:: Exercise brief ::
Copy every record below exactly.
* Begin Data section *
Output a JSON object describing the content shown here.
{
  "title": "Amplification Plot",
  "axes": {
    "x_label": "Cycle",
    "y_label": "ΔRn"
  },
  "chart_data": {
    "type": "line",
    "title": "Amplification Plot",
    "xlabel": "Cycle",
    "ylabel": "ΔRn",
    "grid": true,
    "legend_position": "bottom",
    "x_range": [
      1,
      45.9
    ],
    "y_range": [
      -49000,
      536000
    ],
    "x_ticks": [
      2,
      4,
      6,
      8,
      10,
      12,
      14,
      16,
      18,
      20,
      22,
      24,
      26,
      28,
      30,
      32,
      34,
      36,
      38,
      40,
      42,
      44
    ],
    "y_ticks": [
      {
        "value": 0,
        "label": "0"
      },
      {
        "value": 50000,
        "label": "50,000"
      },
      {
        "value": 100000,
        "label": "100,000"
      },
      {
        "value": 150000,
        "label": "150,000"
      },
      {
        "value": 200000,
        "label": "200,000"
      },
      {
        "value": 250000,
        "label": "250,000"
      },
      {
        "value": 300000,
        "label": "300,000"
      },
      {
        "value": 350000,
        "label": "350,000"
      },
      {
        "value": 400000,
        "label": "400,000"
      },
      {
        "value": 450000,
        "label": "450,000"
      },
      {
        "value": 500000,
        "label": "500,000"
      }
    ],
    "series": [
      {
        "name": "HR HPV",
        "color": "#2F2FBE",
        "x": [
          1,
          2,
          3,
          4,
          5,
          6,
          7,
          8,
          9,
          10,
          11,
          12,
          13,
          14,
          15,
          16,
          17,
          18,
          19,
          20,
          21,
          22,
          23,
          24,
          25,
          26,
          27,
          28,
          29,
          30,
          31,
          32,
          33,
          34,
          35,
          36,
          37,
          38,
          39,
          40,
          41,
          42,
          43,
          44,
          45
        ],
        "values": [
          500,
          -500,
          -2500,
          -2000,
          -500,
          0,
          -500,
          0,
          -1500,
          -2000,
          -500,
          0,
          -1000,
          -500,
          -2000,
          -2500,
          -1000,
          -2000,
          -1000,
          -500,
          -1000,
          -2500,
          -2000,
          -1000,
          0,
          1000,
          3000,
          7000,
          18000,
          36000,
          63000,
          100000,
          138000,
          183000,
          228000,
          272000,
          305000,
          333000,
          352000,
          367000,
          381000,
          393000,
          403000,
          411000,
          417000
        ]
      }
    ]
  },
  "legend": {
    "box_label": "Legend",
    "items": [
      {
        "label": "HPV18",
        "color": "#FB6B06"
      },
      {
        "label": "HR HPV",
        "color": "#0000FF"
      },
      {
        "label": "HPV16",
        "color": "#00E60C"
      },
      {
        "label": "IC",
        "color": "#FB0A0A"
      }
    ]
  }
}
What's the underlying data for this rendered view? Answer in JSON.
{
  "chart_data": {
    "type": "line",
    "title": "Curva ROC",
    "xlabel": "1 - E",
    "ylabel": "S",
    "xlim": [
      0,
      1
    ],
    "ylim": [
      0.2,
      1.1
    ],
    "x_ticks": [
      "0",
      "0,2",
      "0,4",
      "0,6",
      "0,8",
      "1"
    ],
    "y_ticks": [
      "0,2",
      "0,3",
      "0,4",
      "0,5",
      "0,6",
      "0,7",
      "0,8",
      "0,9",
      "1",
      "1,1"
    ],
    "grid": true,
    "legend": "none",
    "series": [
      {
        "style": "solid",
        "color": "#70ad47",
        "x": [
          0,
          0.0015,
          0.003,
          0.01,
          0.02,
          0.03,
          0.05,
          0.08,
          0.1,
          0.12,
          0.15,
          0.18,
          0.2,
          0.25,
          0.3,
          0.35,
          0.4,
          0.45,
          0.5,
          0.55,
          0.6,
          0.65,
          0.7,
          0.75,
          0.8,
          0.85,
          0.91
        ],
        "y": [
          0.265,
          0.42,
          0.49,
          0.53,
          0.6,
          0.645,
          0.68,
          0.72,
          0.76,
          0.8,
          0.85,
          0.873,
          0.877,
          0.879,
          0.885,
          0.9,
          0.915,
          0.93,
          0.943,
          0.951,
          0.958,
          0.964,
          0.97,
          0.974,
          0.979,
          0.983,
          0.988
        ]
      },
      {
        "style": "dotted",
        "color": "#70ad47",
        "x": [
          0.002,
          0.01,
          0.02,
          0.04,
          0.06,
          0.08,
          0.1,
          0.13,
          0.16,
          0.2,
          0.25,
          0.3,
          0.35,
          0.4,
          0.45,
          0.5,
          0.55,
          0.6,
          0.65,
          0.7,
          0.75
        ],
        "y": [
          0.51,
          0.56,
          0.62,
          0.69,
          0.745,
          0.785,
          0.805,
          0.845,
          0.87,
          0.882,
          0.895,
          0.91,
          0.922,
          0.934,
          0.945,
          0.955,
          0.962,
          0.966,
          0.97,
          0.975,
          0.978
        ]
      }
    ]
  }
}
* End Data section *
:: Output of the task ::
Output a JSON object describing the content shown here.
{
  "title": "Amplification Plot",
  "axes": {
    "x_label": "Cycle",
    "y_label": "ΔRn"
  },
  "chart_data": {
    "type": "line",
    "title": "Amplification Plot",
    "xlabel": "Cycle",
    "ylabel": "ΔRn",
    "grid": true,
    "legend_position": "bottom",
    "x_range": [
      1,
      45.9
    ],
    "y_range": [
      -49000,
      536000
    ],
    "x_ticks": [
      2,
      4,
      6,
      8,
      10,
      12,
      14,
      16,
      18,
      20,
      22,
      24,
      26,
      28,
      30,
      32,
      34,
      36,
      38,
      40,
      42,
      44
    ],
    "y_ticks": [
      {
        "value": 0,
        "label": "0"
      },
      {
        "value": 50000,
        "label": "50,000"
      },
      {
        "value": 100000,
        "label": "100,000"
      },
      {
        "value": 150000,
        "label": "150,000"
      },
      {
        "value": 200000,
        "label": "200,000"
      },
      {
        "value": 250000,
        "label": "250,000"
      },
      {
        "value": 300000,
        "label": "300,000"
      },
      {
        "value": 350000,
        "label": "350,000"
      },
      {
        "value": 400000,
        "label": "400,000"
      },
      {
        "value": 450000,
        "label": "450,000"
      },
      {
        "value": 500000,
        "label": "500,000"
      }
    ],
    "series": [
      {
        "name": "HR HPV",
        "color": "#2F2FBE",
        "x": [
          1,
          2,
          3,
          4,
          5,
          6,
          7,
          8,
          9,
          10,
          11,
          12,
          13,
          14,
          15,
          16,
          17,
          18,
          19,
          20,
          21,
          22,
          23,
          24,
          25,
          26,
          27,
          28,
          29,
          30,
          31,
          32,
          33,
          34,
          35,
          36,
          37,
          38,
          39,
          40,
          41,
          42,
          43,
          44,
          45
        ],
        "values": [
          500,
          -500,
          -2500,
          -2000,
          -500,
          0,
          -500,
          0,
          -1500,
          -2000,
          -500,
          0,
          -1000,
          -500,
          -2000,
          -2500,
          -1000,
          -2000,
          -1000,
          -500,
          -1000,
          -2500,
          -2000,
          -1000,
          0,
          1000,
          3000,
          7000,
          18000,
          36000,
          63000,
          100000,
          138000,
          183000,
          228000,
          272000,
          305000,
          333000,
          352000,
          367000,
          381000,
          393000,
          403000,
          411000,
          417000
        ]
      }
    ]
  },
  "legend": {
    "box_label": "Legend",
    "items": [
      {
        "label": "HPV18",
        "color": "#FB6B06"
      },
      {
        "label": "HR HPV",
        "color": "#0000FF"
      },
      {
        "label": "HPV16",
        "color": "#00E60C"
      },
      {
        "label": "IC",
        "color": "#FB0A0A"
      }
    ]
  }
}
What's the underlying data for this rendered view? Answer in JSON.
{
  "chart_data": {
    "type": "line",
    "title": "Curva ROC",
    "xlabel": "1 - E",
    "ylabel": "S",
    "xlim": [
      0,
      1
    ],
    "ylim": [
      0.2,
      1.1
    ],
    "x_ticks": [
      "0",
      "0,2",
      "0,4",
      "0,6",
      "0,8",
      "1"
    ],
    "y_ticks": [
      "0,2",
      "0,3",
      "0,4",
      "0,5",
      "0,6",
      "0,7",
      "0,8",
      "0,9",
      "1",
      "1,1"
    ],
    "grid": true,
    "legend": "none",
    "series": [
      {
        "style": "solid",
        "color": "#70ad47",
        "x": [
          0,
          0.0015,
          0.003,
          0.01,
          0.02,
          0.03,
          0.05,
          0.08,
          0.1,
          0.12,
          0.15,
          0.18,
          0.2,
          0.25,
          0.3,
          0.35,
          0.4,
          0.45,
          0.5,
          0.55,
          0.6,
          0.65,
          0.7,
          0.75,
          0.8,
          0.85,
          0.91
        ],
        "y": [
          0.265,
          0.42,
          0.49,
          0.53,
          0.6,
          0.645,
          0.68,
          0.72,
          0.76,
          0.8,
          0.85,
          0.873,
          0.877,
          0.879,
          0.885,
          0.9,
          0.915,
          0.93,
          0.943,
          0.951,
          0.958,
          0.964,
          0.97,
          0.974,
          0.979,
          0.983,
          0.988
        ]
      },
      {
        "style": "dotted",
        "color": "#70ad47",
        "x": [
          0.002,
          0.01,
          0.02,
          0.04,
          0.06,
          0.08,
          0.1,
          0.13,
          0.16,
          0.2,
          0.25,
          0.3,
          0.35,
          0.4,
          0.45,
          0.5,
          0.55,
          0.6,
          0.65,
          0.7,
          0.75
        ],
        "y": [
          0.51,
          0.56,
          0.62,
          0.69,
          0.745,
          0.785,
          0.805,
          0.845,
          0.87,
          0.882,
          0.895,
          0.91,
          0.922,
          0.934,
          0.945,
          0.955,
          0.962,
          0.966,
          0.97,
          0.975,
          0.978
        ]
      }
    ]
  }
}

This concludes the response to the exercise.